» WHAT YOU ARE ASKED TO DO: Copy every line of the entries that includes the word "Cloud".

[Start of MATERIALS PROVIDED]

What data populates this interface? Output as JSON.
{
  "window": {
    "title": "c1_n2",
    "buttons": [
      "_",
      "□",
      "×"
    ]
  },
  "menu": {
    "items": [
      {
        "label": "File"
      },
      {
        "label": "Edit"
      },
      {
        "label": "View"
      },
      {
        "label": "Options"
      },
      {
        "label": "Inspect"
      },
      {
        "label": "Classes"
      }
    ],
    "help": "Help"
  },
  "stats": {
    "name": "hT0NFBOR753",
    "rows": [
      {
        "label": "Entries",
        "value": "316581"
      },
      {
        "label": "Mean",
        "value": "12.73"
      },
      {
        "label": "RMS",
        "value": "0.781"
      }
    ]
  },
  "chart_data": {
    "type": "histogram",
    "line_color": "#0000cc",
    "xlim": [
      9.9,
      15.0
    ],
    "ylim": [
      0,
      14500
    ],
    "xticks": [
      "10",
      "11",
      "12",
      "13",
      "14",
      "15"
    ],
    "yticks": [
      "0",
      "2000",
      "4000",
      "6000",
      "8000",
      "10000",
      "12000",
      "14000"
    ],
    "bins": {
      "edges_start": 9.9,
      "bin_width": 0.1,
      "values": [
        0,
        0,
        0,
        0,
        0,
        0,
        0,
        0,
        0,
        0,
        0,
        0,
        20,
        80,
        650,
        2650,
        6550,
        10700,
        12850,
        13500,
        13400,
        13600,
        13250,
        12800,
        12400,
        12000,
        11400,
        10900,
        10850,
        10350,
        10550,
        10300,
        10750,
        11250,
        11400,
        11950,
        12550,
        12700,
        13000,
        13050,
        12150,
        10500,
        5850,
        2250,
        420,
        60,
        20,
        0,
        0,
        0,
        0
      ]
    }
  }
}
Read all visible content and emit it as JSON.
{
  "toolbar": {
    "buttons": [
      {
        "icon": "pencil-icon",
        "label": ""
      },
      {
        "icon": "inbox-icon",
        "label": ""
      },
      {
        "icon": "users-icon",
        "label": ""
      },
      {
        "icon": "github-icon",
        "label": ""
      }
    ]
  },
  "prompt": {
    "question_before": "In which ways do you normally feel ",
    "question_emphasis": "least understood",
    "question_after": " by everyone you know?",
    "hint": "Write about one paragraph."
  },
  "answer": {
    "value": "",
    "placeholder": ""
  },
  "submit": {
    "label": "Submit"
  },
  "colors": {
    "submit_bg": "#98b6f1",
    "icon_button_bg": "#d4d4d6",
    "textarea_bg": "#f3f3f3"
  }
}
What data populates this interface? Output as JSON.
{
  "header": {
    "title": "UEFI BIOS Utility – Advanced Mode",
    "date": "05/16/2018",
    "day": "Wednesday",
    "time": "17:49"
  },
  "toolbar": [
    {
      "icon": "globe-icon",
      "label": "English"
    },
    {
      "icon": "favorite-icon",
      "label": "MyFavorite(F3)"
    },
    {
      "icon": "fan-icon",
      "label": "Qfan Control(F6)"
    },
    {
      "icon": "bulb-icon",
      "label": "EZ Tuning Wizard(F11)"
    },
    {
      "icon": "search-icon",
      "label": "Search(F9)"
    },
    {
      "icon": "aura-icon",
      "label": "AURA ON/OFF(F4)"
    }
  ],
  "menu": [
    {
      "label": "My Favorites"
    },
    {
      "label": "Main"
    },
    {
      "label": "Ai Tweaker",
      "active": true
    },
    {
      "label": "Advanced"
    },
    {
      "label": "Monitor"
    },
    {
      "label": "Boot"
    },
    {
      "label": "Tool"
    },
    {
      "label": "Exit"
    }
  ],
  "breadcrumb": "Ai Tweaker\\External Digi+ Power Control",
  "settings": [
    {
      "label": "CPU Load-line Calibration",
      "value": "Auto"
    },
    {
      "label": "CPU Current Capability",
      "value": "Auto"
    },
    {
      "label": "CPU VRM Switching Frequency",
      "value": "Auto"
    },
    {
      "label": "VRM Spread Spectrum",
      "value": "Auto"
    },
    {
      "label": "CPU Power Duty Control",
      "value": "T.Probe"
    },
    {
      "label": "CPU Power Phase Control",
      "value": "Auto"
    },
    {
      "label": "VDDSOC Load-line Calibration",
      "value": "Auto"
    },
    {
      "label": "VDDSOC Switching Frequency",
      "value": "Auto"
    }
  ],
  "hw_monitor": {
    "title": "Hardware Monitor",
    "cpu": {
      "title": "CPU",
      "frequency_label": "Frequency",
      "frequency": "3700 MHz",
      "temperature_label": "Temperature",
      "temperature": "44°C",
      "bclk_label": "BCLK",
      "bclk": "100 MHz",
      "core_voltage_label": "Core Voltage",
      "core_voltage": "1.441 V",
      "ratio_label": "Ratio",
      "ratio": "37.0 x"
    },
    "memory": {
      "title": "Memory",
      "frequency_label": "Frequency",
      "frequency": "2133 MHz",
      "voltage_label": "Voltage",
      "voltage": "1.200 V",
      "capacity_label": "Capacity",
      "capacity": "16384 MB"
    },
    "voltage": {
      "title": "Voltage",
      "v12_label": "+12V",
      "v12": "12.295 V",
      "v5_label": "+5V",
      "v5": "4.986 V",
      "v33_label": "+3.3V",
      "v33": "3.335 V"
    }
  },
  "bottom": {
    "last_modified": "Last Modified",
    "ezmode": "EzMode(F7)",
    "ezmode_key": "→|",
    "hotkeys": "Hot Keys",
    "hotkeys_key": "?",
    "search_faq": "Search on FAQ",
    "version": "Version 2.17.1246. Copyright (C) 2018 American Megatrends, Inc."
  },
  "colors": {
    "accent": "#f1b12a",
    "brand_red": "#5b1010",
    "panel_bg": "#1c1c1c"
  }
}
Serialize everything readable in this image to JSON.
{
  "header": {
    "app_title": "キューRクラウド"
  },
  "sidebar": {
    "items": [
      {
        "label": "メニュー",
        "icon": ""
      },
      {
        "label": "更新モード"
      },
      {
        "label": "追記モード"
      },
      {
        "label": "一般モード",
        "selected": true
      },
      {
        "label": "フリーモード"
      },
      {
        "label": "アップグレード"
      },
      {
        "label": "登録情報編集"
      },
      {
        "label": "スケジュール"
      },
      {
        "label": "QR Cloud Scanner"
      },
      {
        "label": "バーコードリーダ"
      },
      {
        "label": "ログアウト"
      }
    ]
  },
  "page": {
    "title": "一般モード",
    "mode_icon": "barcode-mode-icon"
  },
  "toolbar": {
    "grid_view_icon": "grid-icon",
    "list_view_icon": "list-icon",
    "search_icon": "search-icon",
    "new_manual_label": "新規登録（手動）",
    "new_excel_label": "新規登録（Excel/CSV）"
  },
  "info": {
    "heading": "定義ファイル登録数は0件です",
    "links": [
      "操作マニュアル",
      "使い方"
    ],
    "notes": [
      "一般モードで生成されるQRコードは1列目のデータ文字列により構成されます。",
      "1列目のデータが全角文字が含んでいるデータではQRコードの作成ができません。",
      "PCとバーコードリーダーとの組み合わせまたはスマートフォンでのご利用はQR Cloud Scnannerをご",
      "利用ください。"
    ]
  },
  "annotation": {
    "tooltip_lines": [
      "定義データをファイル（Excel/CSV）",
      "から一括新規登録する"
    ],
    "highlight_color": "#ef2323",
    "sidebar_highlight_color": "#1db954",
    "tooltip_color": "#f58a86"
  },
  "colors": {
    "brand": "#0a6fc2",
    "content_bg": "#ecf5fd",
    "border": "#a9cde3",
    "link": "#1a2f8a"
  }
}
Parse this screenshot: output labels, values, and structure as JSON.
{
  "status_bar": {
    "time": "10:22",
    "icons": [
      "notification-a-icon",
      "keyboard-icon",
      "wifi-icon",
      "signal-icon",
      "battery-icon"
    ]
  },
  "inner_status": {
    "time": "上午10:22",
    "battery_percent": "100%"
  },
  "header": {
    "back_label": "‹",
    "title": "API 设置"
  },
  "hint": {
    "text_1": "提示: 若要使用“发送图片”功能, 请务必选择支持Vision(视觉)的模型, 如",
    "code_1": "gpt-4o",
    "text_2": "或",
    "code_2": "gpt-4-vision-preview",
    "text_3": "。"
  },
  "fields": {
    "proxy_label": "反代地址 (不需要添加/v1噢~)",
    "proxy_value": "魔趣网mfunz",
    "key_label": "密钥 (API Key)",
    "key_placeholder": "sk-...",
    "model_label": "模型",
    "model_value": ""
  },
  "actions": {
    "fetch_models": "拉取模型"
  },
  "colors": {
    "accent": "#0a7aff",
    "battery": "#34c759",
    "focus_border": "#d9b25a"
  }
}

[End of MATERIALS PROVIDED]

» CORRECT RESPONSE:
        "label": "QR Cloud Scanner"
      "PCとバーコードリーダーとの組み合わせまたはスマートフォンでのご利用はQR Cloud Scnannerをご",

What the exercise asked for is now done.